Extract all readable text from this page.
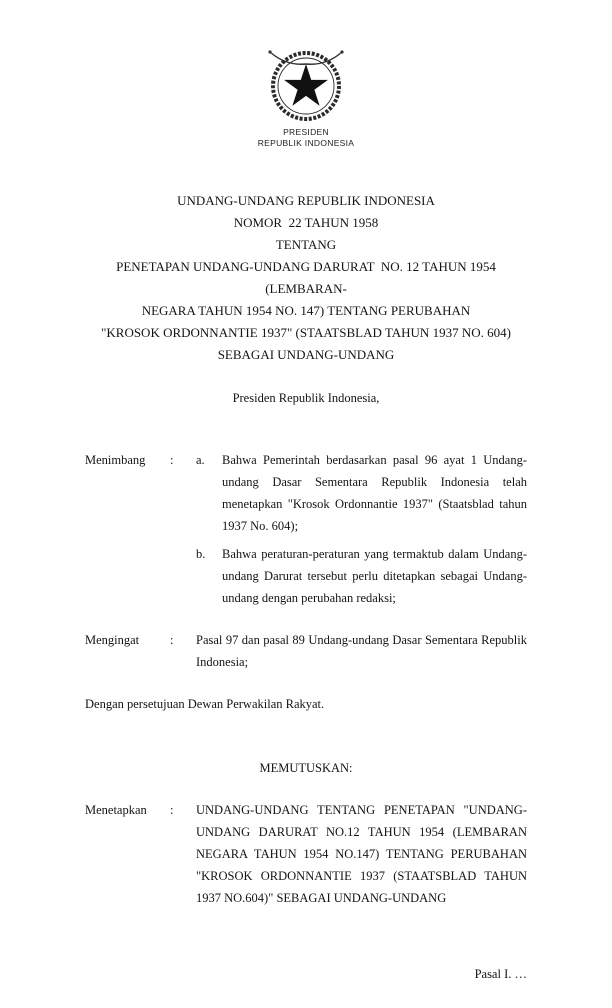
PRESIDEN
REPUBLIK INDONESIA
UNDANG-UNDANG REPUBLIK INDONESIA
NOMOR  22 TAHUN 1958
TENTANG
PENETAPAN UNDANG-UNDANG DARURAT  NO. 12 TAHUN 1954 (LEMBARAN-
NEGARA TAHUN 1954 NO. 147) TENTANG PERUBAHAN
"KROSOK ORDONNANTIE 1937" (STAATSBLAD TAHUN 1937 NO. 604)
SEBAGAI UNDANG-UNDANG
Presiden Republik Indonesia,
Menimbang	:	a.	Bahwa Pemerintah berdasarkan pasal 96 ayat 1 Undang-undang Dasar Sementara Republik Indonesia telah menetapkan "Krosok Ordonnantie 1937" (Staatsblad tahun 1937 No. 604);
b.	Bahwa peraturan-peraturan yang termaktub dalam Undang-undang Darurat tersebut perlu ditetapkan sebagai Undang-undang dengan perubahan redaksi;
Mengingat	:	Pasal 97 dan pasal 89 Undang-undang Dasar Sementara Republik Indonesia;
Dengan persetujuan Dewan Perwakilan Rakyat.
MEMUTUSKAN:
Menetapkan	:	UNDANG-UNDANG TENTANG PENETAPAN "UNDANG-UNDANG DARURAT NO.12 TAHUN 1954 (LEMBARAN NEGARA TAHUN 1954 NO.147) TENTANG PERUBAHAN "KROSOK ORDONNANTIE 1937 (STAATSBLAD TAHUN 1937 NO.604)" SEBAGAI UNDANG-UNDANG
Pasal I. …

● ● ● ● ● ● ●

TASK OBJECTIVE
Reproduce all the entries that precede this task, word for word, minus any pictures.

TASK OUTPUT
Extract all readable text from this page.
PRESIDEN
REPUBLIK INDONESIA
UNDANG-UNDANG REPUBLIK INDONESIA
NOMOR  22 TAHUN 1958
TENTANG
PENETAPAN UNDANG-UNDANG DARURAT  NO. 12 TAHUN 1954 (LEMBARAN-
NEGARA TAHUN 1954 NO. 147) TENTANG PERUBAHAN
"KROSOK ORDONNANTIE 1937" (STAATSBLAD TAHUN 1937 NO. 604)
SEBAGAI UNDANG-UNDANG
Presiden Republik Indonesia,
Menimbang	:	a.	Bahwa Pemerintah berdasarkan pasal 96 ayat 1 Undang-undang Dasar Sementara Republik Indonesia telah menetapkan "Krosok Ordonnantie 1937" (Staatsblad tahun 1937 No. 604);
b.	Bahwa peraturan-peraturan yang termaktub dalam Undang-undang Darurat tersebut perlu ditetapkan sebagai Undang-undang dengan perubahan redaksi;
Mengingat	:	Pasal 97 dan pasal 89 Undang-undang Dasar Sementara Republik Indonesia;
Dengan persetujuan Dewan Perwakilan Rakyat.
MEMUTUSKAN:
Menetapkan	:	UNDANG-UNDANG TENTANG PENETAPAN "UNDANG-UNDANG DARURAT NO.12 TAHUN 1954 (LEMBARAN NEGARA TAHUN 1954 NO.147) TENTANG PERUBAHAN "KROSOK ORDONNANTIE 1937 (STAATSBLAD TAHUN 1937 NO.604)" SEBAGAI UNDANG-UNDANG
Pasal I. …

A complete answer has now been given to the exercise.